Below are some records. Count the lines with "ὁποῖα" in them and give nothing but the total.

# DATA EXCERPTS start

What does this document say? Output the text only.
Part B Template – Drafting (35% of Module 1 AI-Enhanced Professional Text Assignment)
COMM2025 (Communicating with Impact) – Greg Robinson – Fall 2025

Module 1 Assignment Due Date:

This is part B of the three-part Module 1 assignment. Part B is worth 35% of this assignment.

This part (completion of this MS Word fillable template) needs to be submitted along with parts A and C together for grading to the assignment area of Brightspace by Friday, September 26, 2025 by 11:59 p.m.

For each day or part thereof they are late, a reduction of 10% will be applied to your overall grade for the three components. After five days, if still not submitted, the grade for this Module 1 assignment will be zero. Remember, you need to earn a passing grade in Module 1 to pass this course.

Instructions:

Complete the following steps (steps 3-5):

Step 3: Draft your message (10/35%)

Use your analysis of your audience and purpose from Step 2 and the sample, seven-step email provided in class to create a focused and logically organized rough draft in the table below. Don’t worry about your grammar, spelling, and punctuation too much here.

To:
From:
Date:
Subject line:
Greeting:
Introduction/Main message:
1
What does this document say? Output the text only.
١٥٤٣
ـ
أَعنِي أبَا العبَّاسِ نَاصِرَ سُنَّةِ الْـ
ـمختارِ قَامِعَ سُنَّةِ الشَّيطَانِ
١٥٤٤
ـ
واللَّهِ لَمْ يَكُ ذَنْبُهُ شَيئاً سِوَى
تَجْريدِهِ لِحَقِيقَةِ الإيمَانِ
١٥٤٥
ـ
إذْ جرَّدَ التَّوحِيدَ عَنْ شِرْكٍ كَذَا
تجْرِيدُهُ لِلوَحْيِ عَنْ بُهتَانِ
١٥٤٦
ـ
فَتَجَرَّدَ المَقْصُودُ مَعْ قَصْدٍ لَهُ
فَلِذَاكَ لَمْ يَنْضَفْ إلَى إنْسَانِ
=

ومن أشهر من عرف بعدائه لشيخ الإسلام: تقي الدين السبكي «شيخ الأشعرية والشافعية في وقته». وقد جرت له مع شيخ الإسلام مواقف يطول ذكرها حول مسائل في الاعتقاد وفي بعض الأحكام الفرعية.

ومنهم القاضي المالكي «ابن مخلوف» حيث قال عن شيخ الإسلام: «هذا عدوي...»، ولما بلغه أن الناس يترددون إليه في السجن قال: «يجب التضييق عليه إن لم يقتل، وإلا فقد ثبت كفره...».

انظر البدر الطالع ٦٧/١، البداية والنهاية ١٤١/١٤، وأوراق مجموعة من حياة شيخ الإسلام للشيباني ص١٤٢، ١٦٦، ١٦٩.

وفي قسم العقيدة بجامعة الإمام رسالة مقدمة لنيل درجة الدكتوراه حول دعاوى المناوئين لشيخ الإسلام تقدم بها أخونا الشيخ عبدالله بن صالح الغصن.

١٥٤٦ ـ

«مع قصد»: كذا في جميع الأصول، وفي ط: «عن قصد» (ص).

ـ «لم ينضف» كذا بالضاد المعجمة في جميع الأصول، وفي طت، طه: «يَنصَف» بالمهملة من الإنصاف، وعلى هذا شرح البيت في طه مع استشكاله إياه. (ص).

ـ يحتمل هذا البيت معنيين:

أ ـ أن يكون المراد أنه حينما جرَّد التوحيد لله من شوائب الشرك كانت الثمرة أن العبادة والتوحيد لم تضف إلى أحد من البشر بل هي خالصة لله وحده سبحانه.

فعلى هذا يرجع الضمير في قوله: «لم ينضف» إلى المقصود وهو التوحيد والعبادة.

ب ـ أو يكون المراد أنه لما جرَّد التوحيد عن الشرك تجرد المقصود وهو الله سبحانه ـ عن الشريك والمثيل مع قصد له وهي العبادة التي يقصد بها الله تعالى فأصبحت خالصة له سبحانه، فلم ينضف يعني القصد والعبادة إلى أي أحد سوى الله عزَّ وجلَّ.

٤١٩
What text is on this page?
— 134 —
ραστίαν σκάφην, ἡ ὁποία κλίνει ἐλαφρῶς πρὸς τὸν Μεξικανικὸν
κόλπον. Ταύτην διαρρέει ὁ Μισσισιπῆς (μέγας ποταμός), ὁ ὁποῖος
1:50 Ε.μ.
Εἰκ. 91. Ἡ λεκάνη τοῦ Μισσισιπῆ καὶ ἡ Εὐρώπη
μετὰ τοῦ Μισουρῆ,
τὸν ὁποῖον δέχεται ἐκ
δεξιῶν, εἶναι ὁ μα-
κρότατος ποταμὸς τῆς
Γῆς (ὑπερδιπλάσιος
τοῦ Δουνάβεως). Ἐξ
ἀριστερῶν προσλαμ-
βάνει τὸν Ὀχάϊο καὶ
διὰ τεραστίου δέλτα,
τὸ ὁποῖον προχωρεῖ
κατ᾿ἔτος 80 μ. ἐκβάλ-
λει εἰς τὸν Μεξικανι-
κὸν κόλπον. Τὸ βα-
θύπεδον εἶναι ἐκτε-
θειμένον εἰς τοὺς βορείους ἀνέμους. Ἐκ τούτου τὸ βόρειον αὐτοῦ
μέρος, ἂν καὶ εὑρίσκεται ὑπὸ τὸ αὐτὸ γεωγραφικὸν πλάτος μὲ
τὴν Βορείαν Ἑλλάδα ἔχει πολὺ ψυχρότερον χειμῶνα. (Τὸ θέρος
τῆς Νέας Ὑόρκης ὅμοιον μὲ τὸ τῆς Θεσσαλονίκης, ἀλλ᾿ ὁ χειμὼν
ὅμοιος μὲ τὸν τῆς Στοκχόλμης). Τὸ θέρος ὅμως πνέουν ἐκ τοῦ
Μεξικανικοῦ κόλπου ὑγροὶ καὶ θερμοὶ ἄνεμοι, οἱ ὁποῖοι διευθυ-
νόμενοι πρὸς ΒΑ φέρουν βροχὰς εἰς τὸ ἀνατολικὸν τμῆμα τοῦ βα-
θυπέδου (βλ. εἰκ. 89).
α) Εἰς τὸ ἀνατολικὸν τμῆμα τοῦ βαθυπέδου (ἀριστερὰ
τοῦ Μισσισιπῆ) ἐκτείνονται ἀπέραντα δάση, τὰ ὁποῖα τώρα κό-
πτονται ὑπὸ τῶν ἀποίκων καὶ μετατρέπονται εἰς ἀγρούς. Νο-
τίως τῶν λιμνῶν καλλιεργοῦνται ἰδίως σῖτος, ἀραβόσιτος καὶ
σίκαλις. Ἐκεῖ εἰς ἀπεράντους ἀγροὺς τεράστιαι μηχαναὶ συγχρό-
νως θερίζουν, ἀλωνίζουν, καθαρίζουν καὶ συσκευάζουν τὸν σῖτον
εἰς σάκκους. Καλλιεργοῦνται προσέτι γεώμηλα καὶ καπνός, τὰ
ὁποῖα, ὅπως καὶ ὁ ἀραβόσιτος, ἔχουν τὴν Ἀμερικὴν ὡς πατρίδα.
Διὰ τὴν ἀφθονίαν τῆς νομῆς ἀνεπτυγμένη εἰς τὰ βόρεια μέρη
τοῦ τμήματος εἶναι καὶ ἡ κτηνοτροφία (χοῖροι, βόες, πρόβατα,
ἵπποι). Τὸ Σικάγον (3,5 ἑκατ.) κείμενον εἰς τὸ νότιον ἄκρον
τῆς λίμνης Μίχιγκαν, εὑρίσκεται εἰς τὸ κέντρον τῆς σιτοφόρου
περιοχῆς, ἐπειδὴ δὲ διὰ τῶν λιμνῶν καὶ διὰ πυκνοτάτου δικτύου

# DATA EXCERPTS end

• SOLUTION:
2